* _AVAILABLE DATA_:

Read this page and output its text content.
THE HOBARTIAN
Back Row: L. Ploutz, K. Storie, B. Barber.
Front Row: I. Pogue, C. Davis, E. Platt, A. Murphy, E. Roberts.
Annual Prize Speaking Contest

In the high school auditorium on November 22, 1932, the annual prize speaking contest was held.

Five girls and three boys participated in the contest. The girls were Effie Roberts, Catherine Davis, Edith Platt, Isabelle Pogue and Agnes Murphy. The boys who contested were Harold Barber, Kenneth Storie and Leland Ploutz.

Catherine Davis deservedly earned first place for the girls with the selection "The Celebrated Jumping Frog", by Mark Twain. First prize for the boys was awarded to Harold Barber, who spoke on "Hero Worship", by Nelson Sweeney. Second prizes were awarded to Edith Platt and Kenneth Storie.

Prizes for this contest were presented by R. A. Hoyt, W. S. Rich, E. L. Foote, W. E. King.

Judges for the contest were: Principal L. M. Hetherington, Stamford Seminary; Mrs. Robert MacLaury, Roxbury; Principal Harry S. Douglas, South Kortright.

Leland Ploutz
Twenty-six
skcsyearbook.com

==

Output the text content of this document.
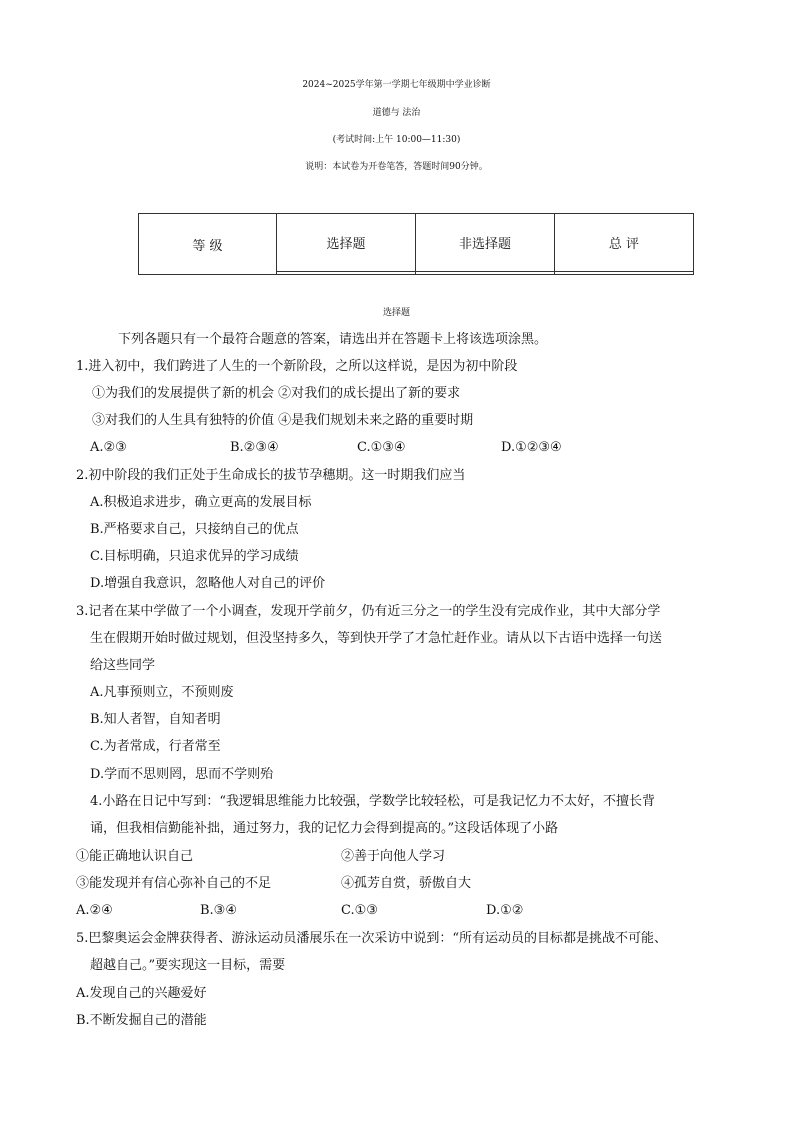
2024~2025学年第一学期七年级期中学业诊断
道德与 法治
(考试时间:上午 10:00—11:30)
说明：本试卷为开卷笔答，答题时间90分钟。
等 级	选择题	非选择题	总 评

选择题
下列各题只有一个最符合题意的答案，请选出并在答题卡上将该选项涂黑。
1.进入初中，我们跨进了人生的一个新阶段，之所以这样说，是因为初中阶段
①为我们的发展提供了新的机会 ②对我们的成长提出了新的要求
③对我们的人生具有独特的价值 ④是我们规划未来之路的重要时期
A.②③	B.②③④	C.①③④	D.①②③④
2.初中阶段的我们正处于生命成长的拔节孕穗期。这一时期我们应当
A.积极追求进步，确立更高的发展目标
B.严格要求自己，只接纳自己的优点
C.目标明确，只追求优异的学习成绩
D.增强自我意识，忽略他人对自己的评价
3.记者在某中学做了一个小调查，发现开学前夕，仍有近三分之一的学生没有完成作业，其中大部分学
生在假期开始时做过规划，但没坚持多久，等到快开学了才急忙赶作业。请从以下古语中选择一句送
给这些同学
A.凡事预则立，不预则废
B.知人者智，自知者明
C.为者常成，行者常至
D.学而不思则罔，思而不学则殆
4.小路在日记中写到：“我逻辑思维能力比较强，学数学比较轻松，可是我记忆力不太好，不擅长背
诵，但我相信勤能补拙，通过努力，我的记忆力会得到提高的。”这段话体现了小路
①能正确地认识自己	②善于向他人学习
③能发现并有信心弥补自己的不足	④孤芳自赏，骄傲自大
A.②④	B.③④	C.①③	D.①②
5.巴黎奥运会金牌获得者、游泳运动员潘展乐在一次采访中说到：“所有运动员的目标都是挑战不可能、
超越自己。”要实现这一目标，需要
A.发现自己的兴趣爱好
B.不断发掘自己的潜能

* _DIRECTIONS FOR THIS TASK_:
From the listing above, copy all lines holding the word "girls".

* _RIGHT ANSWER_:
Five girls and three boys participated in the contest. The girls were Effie Roberts, Catherine Davis, Edith Platt, Isabelle Pogue and Agnes Murphy. The boys who contested were Harold Barber, Kenneth Storie and Leland Ploutz.
Catherine Davis deservedly earned first place for the girls with the selection "The Celebrated Jumping Frog", by Mark Twain. First prize for the boys was awarded to Harold Barber, who spoke on "Hero Worship", by Nelson Sweeney. Second prizes were awarded to Edith Platt and Kenneth Storie.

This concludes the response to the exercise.